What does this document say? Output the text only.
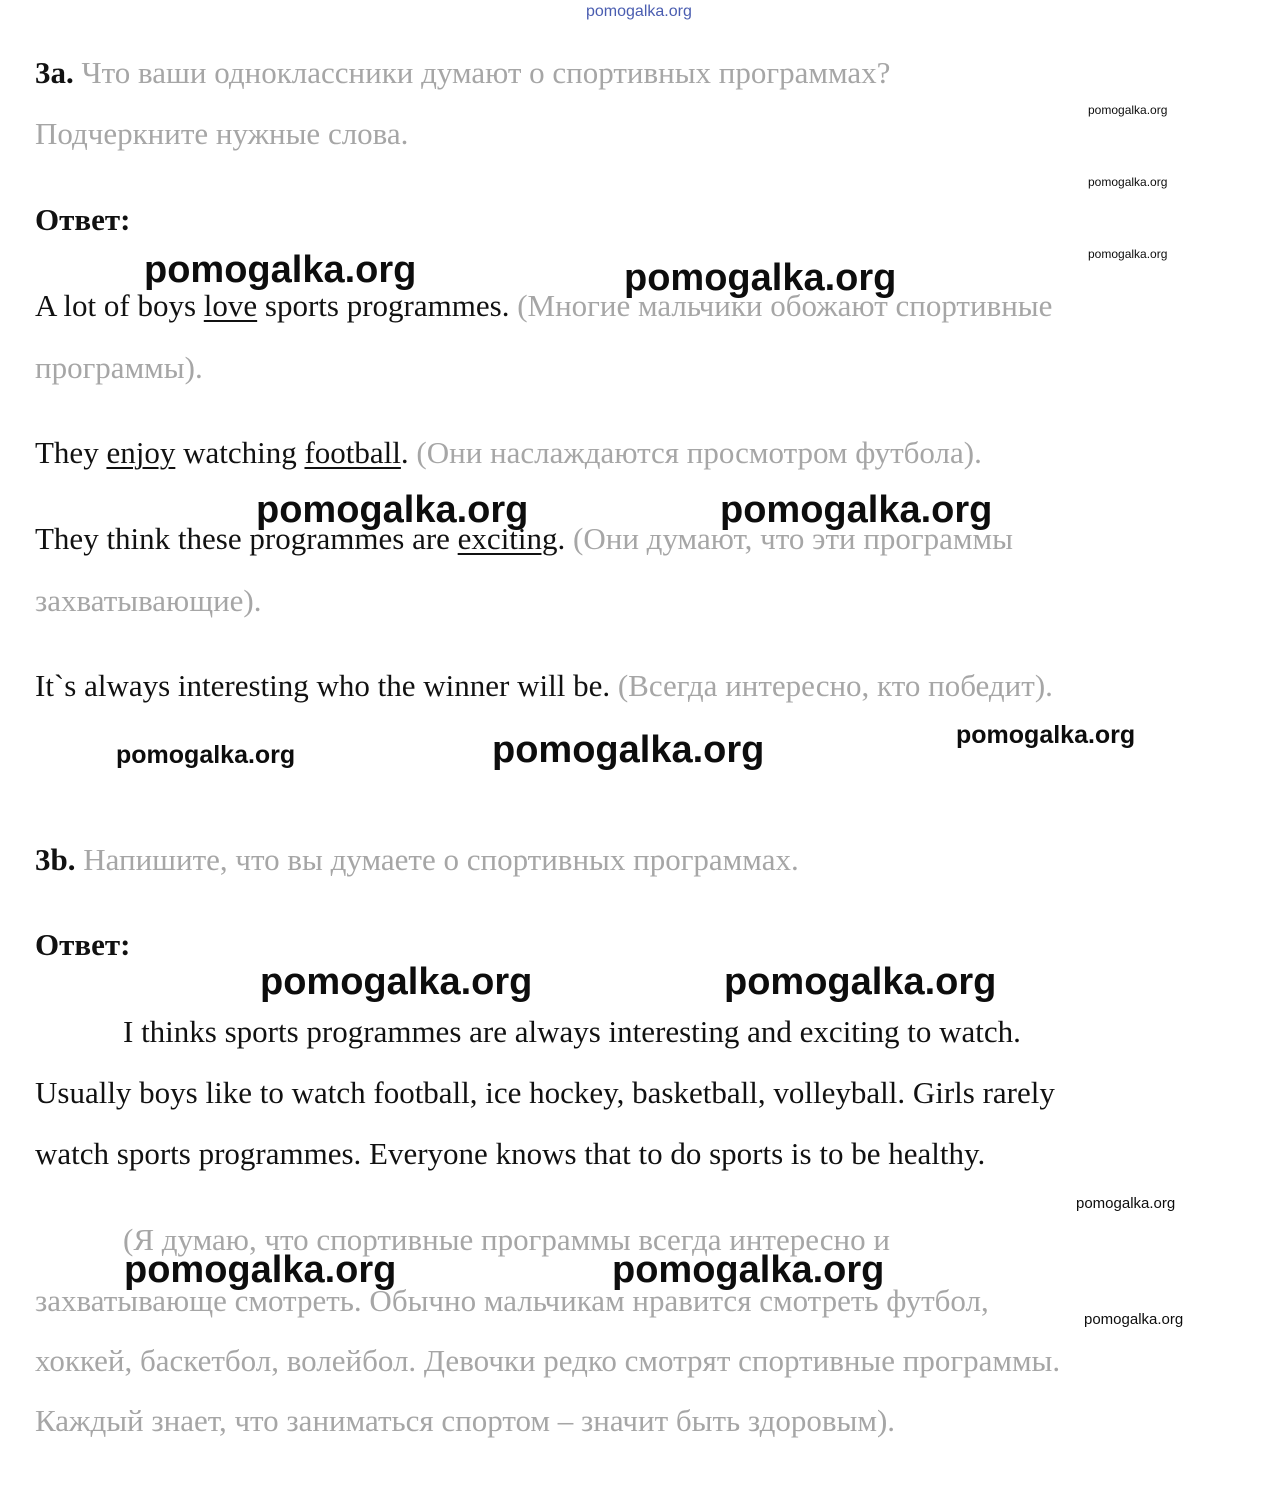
pomogalka.org

3a. Что ваши одноклассники думают о спортивных программах?

Подчеркните нужные слова.

Ответ:

A lot of boys love sports programmes. (Многие мальчики обожают спортивные

программы).

They enjoy watching football. (Они наслаждаются просмотром футбола).

They think these programmes are exciting. (Они думают, что эти программы

захватывающие).

It`s always interesting who the winner will be. (Всегда интересно, кто победит).

3b. Напишите, что вы думаете о спортивных программах.

Ответ:

I thinks sports programmes are always interesting and exciting to watch.

Usually boys like to watch football, ice hockey, basketball, volleyball. Girls rarely

watch sports programmes. Everyone knows that to do sports is to be healthy.

(Я думаю, что спортивные программы всегда интересно и

захватывающе смотреть. Обычно мальчикам нравится смотреть футбол,

хоккей, баскетбол, волейбол. Девочки редко смотрят спортивные программы.

Каждый знает, что заниматься спортом – значит быть здоровым).

pomogalka.org
pomogalka.org
pomogalka.org
pomogalka.org	pomogalka.org
pomogalka.org	pomogalka.org
pomogalka.org	pomogalka.org	pomogalka.org
pomogalka.org	pomogalka.org
pomogalka.org
pomogalka.org	pomogalka.org
pomogalka.org
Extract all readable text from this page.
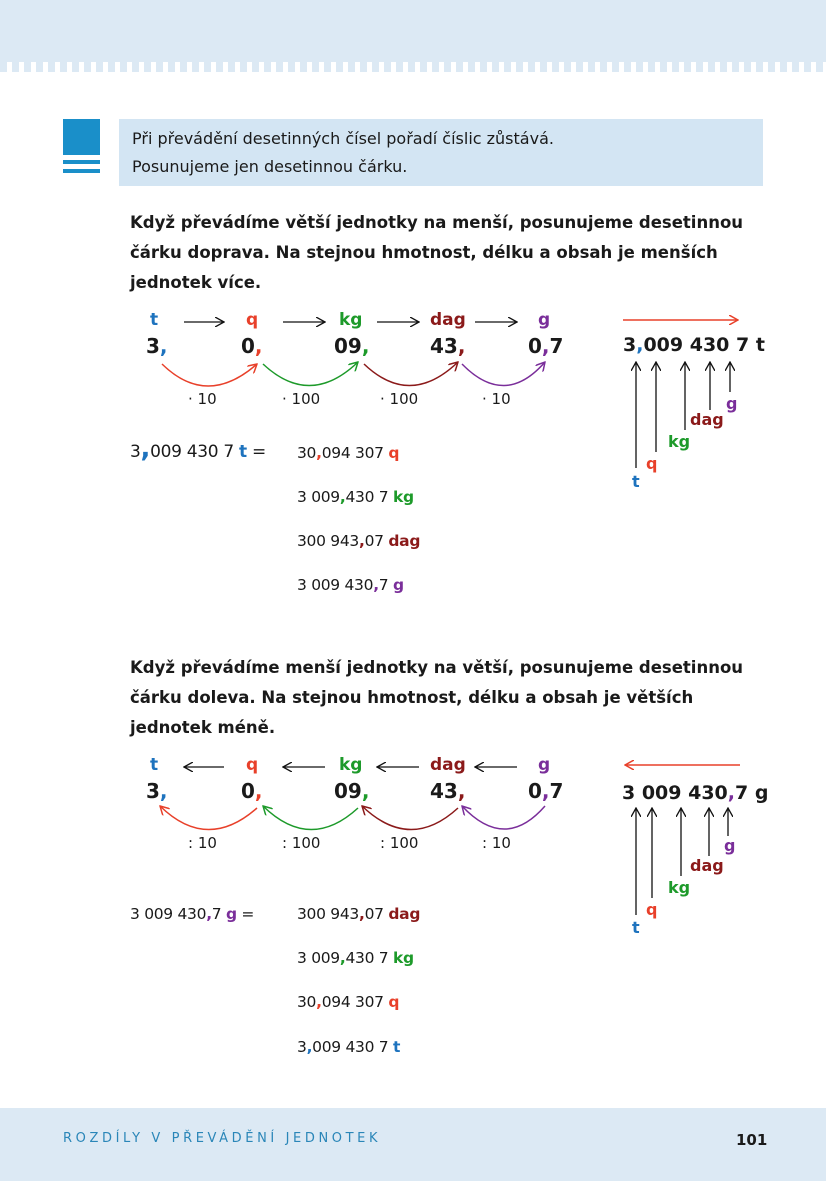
Při převádění desetinných čísel pořadí číslic zůstává.
Posunujeme jen desetinnou čárku.
Když převádíme větší jednotky na menší, posunujeme desetinnou
čárku doprava. Na stejnou hmotnost, délku a obsah je menších
jednotek více.
t	q	kg	dag	g
3,	0,	09,	43,	0,7
· 10	· 100	· 100	· 10
3,009 430 7 t
t
q
kg
dag
g
3,009 430 7 t = 30,094 307 q
3 009,430 7 kg
300 943,07 dag
3 009 430,7 g
Když převádíme menší jednotky na větší, posunujeme desetinnou
čárku doleva. Na stejnou hmotnost, délku a obsah je větších
jednotek méně.
t	q	kg	dag	g
3,	0,	09,	43,	0,7
: 10	: 100	: 100	: 10
3 009 430,7 g
t
q
kg
dag
g
3 009 430,7 g =	300 943,07 dag
3 009,430 7 kg
30,094 307 q
3,009 430 7 t
ROZDÍLY V PŘEVÁDĚNÍ JEDNOTEK	101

|---|

THE TASK: Copy out each line of the entries that holds "football".

ANSWER TO THE PROBLEM:
They enjoy watching football. (Они наслаждаются просмотром футбола).
Usually boys like to watch football, ice hockey, basketball, volleyball. Girls rarely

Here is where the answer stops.